Data entries for graphics
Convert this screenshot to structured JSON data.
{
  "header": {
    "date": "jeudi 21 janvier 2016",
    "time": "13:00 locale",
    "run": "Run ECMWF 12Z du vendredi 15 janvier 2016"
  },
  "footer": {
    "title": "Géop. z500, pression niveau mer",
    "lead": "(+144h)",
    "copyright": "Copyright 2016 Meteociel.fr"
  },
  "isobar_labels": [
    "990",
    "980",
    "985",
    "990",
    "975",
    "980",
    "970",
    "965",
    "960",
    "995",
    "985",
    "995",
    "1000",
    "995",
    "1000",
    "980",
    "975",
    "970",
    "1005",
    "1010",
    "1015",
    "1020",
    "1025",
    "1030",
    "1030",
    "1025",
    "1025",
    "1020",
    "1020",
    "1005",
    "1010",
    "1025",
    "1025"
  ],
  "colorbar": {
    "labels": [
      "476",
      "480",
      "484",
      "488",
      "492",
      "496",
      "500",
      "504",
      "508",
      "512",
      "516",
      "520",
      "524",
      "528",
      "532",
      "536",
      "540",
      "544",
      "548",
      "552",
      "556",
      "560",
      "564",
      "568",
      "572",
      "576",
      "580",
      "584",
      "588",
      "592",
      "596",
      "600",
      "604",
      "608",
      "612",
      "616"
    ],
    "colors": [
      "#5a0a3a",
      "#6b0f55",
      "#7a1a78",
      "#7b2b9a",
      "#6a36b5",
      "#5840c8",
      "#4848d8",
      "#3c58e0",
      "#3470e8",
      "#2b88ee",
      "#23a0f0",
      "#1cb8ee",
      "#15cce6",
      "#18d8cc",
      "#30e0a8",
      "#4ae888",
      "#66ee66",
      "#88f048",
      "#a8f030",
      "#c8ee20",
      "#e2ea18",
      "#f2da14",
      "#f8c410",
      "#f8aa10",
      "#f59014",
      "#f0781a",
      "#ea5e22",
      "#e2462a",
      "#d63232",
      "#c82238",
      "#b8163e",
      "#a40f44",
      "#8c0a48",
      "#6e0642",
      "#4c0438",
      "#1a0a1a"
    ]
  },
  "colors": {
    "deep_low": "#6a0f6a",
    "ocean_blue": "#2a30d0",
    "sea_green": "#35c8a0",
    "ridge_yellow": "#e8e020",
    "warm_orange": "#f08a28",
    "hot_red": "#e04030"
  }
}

REQUIREMENTS >> Your task is to repeat every line exactly.

SOLUTION FOR THIS PROBLEM >>
Convert this screenshot to structured JSON data.
{
  "header": {
    "date": "jeudi 21 janvier 2016",
    "time": "13:00 locale",
    "run": "Run ECMWF 12Z du vendredi 15 janvier 2016"
  },
  "footer": {
    "title": "Géop. z500, pression niveau mer",
    "lead": "(+144h)",
    "copyright": "Copyright 2016 Meteociel.fr"
  },
  "isobar_labels": [
    "990",
    "980",
    "985",
    "990",
    "975",
    "980",
    "970",
    "965",
    "960",
    "995",
    "985",
    "995",
    "1000",
    "995",
    "1000",
    "980",
    "975",
    "970",
    "1005",
    "1010",
    "1015",
    "1020",
    "1025",
    "1030",
    "1030",
    "1025",
    "1025",
    "1020",
    "1020",
    "1005",
    "1010",
    "1025",
    "1025"
  ],
  "colorbar": {
    "labels": [
      "476",
      "480",
      "484",
      "488",
      "492",
      "496",
      "500",
      "504",
      "508",
      "512",
      "516",
      "520",
      "524",
      "528",
      "532",
      "536",
      "540",
      "544",
      "548",
      "552",
      "556",
      "560",
      "564",
      "568",
      "572",
      "576",
      "580",
      "584",
      "588",
      "592",
      "596",
      "600",
      "604",
      "608",
      "612",
      "616"
    ],
    "colors": [
      "#5a0a3a",
      "#6b0f55",
      "#7a1a78",
      "#7b2b9a",
      "#6a36b5",
      "#5840c8",
      "#4848d8",
      "#3c58e0",
      "#3470e8",
      "#2b88ee",
      "#23a0f0",
      "#1cb8ee",
      "#15cce6",
      "#18d8cc",
      "#30e0a8",
      "#4ae888",
      "#66ee66",
      "#88f048",
      "#a8f030",
      "#c8ee20",
      "#e2ea18",
      "#f2da14",
      "#f8c410",
      "#f8aa10",
      "#f59014",
      "#f0781a",
      "#ea5e22",
      "#e2462a",
      "#d63232",
      "#c82238",
      "#b8163e",
      "#a40f44",
      "#8c0a48",
      "#6e0642",
      "#4c0438",
      "#1a0a1a"
    ]
  },
  "colors": {
    "deep_low": "#6a0f6a",
    "ocean_blue": "#2a30d0",
    "sea_green": "#35c8a0",
    "ridge_yellow": "#e8e020",
    "warm_orange": "#f08a28",
    "hot_red": "#e04030"
  }
}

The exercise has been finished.